### Request
Pull out from the material below all lines with "учреждений".

--- START Data supplied ---

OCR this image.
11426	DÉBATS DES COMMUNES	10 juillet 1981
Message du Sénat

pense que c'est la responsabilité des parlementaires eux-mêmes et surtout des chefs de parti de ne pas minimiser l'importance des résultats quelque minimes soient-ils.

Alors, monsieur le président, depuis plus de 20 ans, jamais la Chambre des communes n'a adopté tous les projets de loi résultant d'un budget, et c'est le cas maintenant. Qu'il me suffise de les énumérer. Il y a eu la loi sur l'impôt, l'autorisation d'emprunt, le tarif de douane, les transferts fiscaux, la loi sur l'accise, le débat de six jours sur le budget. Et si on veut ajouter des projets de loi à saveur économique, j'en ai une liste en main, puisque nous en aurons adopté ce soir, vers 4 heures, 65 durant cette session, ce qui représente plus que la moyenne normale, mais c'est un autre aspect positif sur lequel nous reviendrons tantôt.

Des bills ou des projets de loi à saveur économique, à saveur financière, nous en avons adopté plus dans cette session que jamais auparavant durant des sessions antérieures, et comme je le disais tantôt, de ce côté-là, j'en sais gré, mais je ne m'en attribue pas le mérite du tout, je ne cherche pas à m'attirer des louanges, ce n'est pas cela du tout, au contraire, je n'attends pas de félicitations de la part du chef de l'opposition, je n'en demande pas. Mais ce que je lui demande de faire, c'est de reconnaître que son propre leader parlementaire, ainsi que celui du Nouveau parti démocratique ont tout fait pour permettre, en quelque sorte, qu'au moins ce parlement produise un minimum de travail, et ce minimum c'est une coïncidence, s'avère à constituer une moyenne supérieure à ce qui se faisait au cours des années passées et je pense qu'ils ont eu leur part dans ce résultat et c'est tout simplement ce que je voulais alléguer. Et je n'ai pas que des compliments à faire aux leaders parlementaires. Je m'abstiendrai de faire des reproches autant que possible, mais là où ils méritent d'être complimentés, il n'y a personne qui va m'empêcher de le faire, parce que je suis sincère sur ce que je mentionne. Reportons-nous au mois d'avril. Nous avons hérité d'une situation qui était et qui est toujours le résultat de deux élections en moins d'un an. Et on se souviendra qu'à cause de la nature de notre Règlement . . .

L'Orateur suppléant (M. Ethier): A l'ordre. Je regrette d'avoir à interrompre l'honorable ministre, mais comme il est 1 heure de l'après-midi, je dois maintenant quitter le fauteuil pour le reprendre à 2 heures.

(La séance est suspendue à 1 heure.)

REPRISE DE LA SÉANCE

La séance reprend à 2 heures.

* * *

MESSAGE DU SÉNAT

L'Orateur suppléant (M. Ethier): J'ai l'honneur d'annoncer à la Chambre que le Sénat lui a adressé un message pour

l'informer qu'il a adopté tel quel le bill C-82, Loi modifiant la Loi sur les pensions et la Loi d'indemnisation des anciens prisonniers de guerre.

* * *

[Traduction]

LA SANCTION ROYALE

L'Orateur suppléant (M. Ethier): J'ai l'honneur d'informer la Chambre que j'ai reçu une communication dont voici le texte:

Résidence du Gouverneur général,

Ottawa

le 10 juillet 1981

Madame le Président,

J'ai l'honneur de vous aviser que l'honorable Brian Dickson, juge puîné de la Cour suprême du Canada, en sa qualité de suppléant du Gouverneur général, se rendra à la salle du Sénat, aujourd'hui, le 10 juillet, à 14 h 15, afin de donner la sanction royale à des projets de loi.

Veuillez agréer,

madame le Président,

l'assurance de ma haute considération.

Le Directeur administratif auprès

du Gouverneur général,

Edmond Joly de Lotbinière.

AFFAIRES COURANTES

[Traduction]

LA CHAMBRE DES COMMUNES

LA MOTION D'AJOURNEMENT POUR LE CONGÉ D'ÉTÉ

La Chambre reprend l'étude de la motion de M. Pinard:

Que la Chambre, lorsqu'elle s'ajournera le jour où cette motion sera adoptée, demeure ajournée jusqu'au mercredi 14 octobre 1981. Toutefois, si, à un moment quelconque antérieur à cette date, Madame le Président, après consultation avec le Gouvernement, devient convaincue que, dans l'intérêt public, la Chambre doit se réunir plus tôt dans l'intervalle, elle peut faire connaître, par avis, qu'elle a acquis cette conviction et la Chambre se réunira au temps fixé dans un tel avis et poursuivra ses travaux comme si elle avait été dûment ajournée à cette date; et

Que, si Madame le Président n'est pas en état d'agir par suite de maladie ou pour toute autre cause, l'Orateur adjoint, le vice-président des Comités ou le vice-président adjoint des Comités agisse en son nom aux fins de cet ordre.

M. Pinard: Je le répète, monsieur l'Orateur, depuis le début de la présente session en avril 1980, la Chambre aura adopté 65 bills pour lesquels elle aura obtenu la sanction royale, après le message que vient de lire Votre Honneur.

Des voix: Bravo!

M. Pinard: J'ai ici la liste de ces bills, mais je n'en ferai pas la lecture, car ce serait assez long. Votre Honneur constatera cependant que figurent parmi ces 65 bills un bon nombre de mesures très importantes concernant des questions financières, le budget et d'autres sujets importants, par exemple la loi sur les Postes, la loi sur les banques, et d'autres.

--- END Data supplied ---
--- START Data supplied ---

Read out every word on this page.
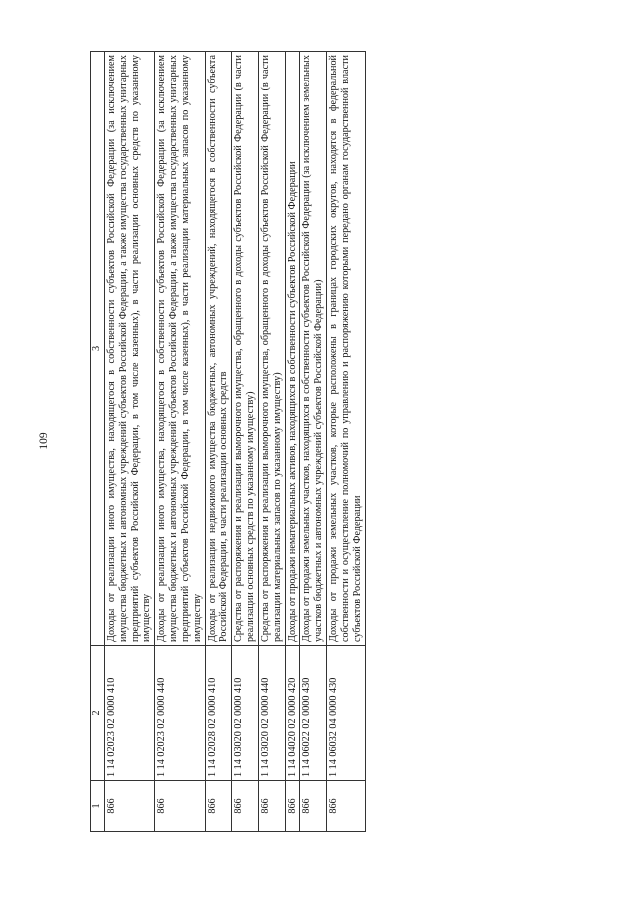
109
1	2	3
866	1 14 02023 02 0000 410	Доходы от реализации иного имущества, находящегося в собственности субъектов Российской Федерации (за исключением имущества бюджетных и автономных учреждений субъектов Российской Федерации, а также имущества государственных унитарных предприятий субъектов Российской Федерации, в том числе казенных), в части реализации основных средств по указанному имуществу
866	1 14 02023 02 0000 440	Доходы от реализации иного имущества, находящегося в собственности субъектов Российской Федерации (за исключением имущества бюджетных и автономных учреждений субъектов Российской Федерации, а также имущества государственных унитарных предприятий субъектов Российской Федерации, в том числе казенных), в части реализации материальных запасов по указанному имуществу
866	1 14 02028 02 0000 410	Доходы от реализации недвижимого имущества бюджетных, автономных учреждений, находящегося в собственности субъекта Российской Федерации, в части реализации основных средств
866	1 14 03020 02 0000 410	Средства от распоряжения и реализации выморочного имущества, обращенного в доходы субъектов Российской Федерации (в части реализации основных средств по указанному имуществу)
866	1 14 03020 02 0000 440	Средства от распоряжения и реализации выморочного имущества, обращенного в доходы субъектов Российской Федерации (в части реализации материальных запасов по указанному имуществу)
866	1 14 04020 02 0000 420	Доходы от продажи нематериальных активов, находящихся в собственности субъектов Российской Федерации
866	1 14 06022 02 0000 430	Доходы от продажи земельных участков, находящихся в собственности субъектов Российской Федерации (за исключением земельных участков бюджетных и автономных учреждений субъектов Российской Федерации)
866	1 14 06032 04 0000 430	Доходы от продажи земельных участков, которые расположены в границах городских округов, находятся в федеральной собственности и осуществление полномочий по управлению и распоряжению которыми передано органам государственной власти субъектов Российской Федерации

--- END Data supplied ---

### Worked answer
866	1 14 02023 02 0000 410	Доходы от реализации иного имущества, находящегося в собственности субъектов Российской Федерации (за исключением имущества бюджетных и автономных учреждений субъектов Российской Федерации, а также имущества государственных унитарных предприятий субъектов Российской Федерации, в том числе казенных), в части реализации основных средств по указанному имуществу
866	1 14 02023 02 0000 440	Доходы от реализации иного имущества, находящегося в собственности субъектов Российской Федерации (за исключением имущества бюджетных и автономных учреждений субъектов Российской Федерации, а также имущества государственных унитарных предприятий субъектов Российской Федерации, в том числе казенных), в части реализации материальных запасов по указанному имуществу
866	1 14 02028 02 0000 410	Доходы от реализации недвижимого имущества бюджетных, автономных учреждений, находящегося в собственности субъекта Российской Федерации, в части реализации основных средств
866	1 14 06022 02 0000 430	Доходы от продажи земельных участков, находящихся в собственности субъектов Российской Федерации (за исключением земельных участков бюджетных и автономных учреждений субъектов Российской Федерации)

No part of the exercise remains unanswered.